WHAT TO PRODUCE:
Below are the records; collect from them each line containing the string "Carbon".

[Lines of data]

━━━━━━━━━━

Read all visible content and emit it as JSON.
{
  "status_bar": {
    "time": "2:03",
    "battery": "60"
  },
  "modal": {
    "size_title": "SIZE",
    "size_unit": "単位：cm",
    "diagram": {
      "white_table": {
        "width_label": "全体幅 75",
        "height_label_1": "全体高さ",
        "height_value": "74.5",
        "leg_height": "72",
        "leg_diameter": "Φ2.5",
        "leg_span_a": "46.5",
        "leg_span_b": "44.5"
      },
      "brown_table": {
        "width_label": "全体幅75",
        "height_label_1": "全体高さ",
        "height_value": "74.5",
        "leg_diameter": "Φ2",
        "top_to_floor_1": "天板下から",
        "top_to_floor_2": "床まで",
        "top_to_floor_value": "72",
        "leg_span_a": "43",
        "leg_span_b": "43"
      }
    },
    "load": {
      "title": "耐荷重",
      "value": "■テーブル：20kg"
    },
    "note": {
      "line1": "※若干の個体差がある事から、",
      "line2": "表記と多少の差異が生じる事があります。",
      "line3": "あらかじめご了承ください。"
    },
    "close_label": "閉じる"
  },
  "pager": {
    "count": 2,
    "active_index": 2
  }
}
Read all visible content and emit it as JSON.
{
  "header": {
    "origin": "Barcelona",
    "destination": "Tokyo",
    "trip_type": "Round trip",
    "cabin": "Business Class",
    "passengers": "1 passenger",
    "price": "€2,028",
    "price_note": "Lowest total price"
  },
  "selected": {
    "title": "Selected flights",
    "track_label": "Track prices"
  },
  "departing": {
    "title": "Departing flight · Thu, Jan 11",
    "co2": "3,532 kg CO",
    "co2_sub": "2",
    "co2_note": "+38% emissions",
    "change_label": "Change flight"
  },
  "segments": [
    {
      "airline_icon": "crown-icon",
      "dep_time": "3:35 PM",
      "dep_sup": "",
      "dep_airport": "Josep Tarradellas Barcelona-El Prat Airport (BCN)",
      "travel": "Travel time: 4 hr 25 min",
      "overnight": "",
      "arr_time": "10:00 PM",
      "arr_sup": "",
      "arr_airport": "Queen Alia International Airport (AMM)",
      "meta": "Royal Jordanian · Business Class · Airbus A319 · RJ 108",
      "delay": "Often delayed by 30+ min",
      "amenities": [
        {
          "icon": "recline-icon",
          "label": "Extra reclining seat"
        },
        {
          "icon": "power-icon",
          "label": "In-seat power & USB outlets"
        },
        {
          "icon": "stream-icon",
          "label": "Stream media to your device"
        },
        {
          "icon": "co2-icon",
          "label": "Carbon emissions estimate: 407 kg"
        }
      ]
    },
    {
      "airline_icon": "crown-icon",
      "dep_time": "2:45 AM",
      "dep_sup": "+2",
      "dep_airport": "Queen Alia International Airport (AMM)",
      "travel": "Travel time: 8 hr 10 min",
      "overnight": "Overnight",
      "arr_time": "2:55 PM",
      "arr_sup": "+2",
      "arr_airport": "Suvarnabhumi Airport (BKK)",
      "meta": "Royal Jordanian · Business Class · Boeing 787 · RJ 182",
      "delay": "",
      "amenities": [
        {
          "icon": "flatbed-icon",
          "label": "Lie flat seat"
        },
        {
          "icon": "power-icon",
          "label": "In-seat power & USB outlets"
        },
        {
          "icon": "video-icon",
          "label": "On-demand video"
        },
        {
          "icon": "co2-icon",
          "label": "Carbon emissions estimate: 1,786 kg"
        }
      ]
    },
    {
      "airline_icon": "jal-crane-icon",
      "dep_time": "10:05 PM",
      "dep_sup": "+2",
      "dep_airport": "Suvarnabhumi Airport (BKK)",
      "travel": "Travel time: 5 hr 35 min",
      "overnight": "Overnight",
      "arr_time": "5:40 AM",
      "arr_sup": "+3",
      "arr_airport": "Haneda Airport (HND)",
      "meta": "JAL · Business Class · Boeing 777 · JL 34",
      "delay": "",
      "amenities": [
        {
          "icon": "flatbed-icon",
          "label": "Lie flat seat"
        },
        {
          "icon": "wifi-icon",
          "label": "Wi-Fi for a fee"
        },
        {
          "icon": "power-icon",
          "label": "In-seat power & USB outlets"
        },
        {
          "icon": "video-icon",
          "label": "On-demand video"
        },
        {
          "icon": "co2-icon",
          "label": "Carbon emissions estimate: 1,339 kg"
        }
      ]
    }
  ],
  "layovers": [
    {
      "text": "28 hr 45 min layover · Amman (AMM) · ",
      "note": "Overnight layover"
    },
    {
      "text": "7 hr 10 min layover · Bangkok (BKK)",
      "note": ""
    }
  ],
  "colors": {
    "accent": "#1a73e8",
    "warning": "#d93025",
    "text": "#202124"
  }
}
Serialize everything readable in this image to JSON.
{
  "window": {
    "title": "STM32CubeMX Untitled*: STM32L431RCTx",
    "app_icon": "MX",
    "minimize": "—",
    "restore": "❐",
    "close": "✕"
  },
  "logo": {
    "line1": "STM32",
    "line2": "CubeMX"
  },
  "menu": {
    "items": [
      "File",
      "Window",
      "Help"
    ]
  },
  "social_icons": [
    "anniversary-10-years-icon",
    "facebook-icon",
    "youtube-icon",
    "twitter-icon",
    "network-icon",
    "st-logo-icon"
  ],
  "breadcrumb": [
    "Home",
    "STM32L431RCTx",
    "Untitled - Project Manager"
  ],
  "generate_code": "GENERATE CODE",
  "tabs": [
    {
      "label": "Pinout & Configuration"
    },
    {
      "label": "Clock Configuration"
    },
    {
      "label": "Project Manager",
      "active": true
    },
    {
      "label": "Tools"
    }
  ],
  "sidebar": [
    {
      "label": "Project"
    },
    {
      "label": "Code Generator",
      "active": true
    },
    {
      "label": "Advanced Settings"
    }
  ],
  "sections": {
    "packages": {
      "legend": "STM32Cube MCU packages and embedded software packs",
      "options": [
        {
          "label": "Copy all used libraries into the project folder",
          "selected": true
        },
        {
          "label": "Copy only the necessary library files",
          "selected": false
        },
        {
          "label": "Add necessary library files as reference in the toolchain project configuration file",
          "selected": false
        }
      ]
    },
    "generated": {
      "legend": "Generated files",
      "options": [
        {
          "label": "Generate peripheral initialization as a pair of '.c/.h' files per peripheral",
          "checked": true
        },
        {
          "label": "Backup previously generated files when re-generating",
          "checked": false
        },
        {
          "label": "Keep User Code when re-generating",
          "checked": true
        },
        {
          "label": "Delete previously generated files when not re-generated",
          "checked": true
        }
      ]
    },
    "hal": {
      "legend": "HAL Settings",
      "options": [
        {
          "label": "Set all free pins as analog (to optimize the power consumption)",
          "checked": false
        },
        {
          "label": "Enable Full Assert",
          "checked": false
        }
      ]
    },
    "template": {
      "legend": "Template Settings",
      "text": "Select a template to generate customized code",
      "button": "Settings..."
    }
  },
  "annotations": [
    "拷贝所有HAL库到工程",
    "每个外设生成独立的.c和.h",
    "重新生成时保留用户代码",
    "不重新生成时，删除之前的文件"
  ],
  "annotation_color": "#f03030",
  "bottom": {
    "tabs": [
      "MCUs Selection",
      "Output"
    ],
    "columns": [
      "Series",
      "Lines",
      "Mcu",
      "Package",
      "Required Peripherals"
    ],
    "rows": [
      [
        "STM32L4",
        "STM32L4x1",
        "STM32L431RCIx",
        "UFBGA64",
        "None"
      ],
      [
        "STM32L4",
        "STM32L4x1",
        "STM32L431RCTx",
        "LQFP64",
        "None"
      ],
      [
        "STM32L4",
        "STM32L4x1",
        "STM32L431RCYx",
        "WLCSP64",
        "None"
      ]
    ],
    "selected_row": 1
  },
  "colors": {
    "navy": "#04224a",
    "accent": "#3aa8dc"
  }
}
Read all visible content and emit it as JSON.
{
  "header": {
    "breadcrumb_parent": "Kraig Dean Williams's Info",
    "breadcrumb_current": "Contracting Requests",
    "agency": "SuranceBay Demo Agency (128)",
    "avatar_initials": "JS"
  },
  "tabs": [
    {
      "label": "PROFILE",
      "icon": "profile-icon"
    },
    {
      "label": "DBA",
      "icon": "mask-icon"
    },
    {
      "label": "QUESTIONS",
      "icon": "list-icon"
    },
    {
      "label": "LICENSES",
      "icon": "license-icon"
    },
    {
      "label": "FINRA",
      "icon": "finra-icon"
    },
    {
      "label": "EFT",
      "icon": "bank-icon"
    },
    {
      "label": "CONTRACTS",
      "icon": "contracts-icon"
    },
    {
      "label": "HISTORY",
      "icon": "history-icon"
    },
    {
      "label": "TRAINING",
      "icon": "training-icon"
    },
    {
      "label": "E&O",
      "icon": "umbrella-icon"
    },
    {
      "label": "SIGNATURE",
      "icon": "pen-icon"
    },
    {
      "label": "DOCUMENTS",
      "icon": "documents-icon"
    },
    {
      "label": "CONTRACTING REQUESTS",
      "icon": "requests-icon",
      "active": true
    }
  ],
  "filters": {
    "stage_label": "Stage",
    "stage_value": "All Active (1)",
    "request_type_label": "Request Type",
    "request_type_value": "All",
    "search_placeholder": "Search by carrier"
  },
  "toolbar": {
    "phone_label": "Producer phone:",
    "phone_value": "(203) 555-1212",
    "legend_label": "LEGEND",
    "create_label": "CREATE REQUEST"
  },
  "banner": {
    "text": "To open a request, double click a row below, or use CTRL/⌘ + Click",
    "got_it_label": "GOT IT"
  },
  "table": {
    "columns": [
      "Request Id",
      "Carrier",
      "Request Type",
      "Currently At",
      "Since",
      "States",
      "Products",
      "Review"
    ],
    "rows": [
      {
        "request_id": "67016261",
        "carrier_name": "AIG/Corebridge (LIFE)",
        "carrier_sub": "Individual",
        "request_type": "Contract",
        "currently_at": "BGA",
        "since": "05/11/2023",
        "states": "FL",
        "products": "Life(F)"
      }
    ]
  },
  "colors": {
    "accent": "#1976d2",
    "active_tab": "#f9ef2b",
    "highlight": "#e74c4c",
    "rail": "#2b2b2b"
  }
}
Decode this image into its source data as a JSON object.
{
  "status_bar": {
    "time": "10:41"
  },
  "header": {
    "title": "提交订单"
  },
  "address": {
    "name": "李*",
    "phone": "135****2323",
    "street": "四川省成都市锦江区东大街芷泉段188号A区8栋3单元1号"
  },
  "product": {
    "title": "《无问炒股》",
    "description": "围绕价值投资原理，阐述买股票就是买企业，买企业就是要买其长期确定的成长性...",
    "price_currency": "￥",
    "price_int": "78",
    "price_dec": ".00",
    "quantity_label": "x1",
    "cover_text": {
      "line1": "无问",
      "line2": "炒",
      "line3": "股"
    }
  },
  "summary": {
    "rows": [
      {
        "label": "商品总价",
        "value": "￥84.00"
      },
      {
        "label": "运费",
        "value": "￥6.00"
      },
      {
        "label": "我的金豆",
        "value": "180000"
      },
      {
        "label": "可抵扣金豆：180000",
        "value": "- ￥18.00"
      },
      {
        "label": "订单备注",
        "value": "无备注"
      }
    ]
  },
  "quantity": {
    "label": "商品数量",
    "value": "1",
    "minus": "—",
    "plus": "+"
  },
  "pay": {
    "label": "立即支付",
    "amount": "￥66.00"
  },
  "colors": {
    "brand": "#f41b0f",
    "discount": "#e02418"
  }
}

━━━━━━━━━━

WORKED SOLUTION:
          "label": "Carbon emissions estimate: 407 kg"
          "label": "Carbon emissions estimate: 1,786 kg"
          "label": "Carbon emissions estimate: 1,339 kg"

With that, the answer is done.